---------- Given entries

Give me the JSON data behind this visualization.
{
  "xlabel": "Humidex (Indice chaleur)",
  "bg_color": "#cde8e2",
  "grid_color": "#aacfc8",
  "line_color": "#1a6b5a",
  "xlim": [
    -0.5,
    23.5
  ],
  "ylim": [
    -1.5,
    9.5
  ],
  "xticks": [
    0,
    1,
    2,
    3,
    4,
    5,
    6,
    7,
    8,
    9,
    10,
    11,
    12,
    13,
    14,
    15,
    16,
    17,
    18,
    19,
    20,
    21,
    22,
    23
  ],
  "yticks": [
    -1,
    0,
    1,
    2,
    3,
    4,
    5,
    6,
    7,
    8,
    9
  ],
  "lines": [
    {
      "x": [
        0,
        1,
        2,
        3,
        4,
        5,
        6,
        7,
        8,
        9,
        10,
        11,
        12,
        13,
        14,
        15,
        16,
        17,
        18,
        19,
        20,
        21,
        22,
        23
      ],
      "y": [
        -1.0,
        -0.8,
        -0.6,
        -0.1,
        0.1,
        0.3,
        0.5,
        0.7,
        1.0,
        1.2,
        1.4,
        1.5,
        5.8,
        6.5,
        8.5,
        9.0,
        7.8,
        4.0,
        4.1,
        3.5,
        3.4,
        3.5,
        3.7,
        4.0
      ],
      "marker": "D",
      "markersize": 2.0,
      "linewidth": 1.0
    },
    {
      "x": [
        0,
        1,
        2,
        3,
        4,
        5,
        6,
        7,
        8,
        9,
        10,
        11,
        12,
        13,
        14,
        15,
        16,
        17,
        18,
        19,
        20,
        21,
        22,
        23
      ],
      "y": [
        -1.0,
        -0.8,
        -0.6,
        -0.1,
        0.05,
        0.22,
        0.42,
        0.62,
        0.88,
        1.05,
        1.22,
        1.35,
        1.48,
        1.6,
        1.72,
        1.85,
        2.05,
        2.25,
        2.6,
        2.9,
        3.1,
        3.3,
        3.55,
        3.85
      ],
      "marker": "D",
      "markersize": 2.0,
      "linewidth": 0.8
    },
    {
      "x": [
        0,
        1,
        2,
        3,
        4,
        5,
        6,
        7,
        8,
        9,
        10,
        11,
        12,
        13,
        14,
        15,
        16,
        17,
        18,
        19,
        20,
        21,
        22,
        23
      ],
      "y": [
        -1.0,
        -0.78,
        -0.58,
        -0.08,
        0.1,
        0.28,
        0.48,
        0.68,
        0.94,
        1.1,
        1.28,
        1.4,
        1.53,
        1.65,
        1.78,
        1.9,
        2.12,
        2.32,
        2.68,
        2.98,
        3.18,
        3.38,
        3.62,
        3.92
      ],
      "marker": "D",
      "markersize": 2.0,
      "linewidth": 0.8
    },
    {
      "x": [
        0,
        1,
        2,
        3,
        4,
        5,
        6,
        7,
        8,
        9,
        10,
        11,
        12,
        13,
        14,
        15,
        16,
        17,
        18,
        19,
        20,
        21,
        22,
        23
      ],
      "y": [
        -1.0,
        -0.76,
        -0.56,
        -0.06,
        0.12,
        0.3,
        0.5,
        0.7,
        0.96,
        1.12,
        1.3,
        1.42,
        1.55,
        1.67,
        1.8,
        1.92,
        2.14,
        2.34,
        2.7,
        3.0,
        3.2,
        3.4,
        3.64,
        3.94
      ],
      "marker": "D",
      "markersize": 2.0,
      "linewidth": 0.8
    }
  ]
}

--------------------

◆ What is expected ◆
Go through the records above and retype each one exactly.

◆ Answer to this task ◆
Give me the JSON data behind this visualization.
{
  "xlabel": "Humidex (Indice chaleur)",
  "bg_color": "#cde8e2",
  "grid_color": "#aacfc8",
  "line_color": "#1a6b5a",
  "xlim": [
    -0.5,
    23.5
  ],
  "ylim": [
    -1.5,
    9.5
  ],
  "xticks": [
    0,
    1,
    2,
    3,
    4,
    5,
    6,
    7,
    8,
    9,
    10,
    11,
    12,
    13,
    14,
    15,
    16,
    17,
    18,
    19,
    20,
    21,
    22,
    23
  ],
  "yticks": [
    -1,
    0,
    1,
    2,
    3,
    4,
    5,
    6,
    7,
    8,
    9
  ],
  "lines": [
    {
      "x": [
        0,
        1,
        2,
        3,
        4,
        5,
        6,
        7,
        8,
        9,
        10,
        11,
        12,
        13,
        14,
        15,
        16,
        17,
        18,
        19,
        20,
        21,
        22,
        23
      ],
      "y": [
        -1.0,
        -0.8,
        -0.6,
        -0.1,
        0.1,
        0.3,
        0.5,
        0.7,
        1.0,
        1.2,
        1.4,
        1.5,
        5.8,
        6.5,
        8.5,
        9.0,
        7.8,
        4.0,
        4.1,
        3.5,
        3.4,
        3.5,
        3.7,
        4.0
      ],
      "marker": "D",
      "markersize": 2.0,
      "linewidth": 1.0
    },
    {
      "x": [
        0,
        1,
        2,
        3,
        4,
        5,
        6,
        7,
        8,
        9,
        10,
        11,
        12,
        13,
        14,
        15,
        16,
        17,
        18,
        19,
        20,
        21,
        22,
        23
      ],
      "y": [
        -1.0,
        -0.8,
        -0.6,
        -0.1,
        0.05,
        0.22,
        0.42,
        0.62,
        0.88,
        1.05,
        1.22,
        1.35,
        1.48,
        1.6,
        1.72,
        1.85,
        2.05,
        2.25,
        2.6,
        2.9,
        3.1,
        3.3,
        3.55,
        3.85
      ],
      "marker": "D",
      "markersize": 2.0,
      "linewidth": 0.8
    },
    {
      "x": [
        0,
        1,
        2,
        3,
        4,
        5,
        6,
        7,
        8,
        9,
        10,
        11,
        12,
        13,
        14,
        15,
        16,
        17,
        18,
        19,
        20,
        21,
        22,
        23
      ],
      "y": [
        -1.0,
        -0.78,
        -0.58,
        -0.08,
        0.1,
        0.28,
        0.48,
        0.68,
        0.94,
        1.1,
        1.28,
        1.4,
        1.53,
        1.65,
        1.78,
        1.9,
        2.12,
        2.32,
        2.68,
        2.98,
        3.18,
        3.38,
        3.62,
        3.92
      ],
      "marker": "D",
      "markersize": 2.0,
      "linewidth": 0.8
    },
    {
      "x": [
        0,
        1,
        2,
        3,
        4,
        5,
        6,
        7,
        8,
        9,
        10,
        11,
        12,
        13,
        14,
        15,
        16,
        17,
        18,
        19,
        20,
        21,
        22,
        23
      ],
      "y": [
        -1.0,
        -0.76,
        -0.56,
        -0.06,
        0.12,
        0.3,
        0.5,
        0.7,
        0.96,
        1.12,
        1.3,
        1.42,
        1.55,
        1.67,
        1.8,
        1.92,
        2.14,
        2.34,
        2.7,
        3.0,
        3.2,
        3.4,
        3.64,
        3.94
      ],
      "marker": "D",
      "markersize": 2.0,
      "linewidth": 0.8
    }
  ]
}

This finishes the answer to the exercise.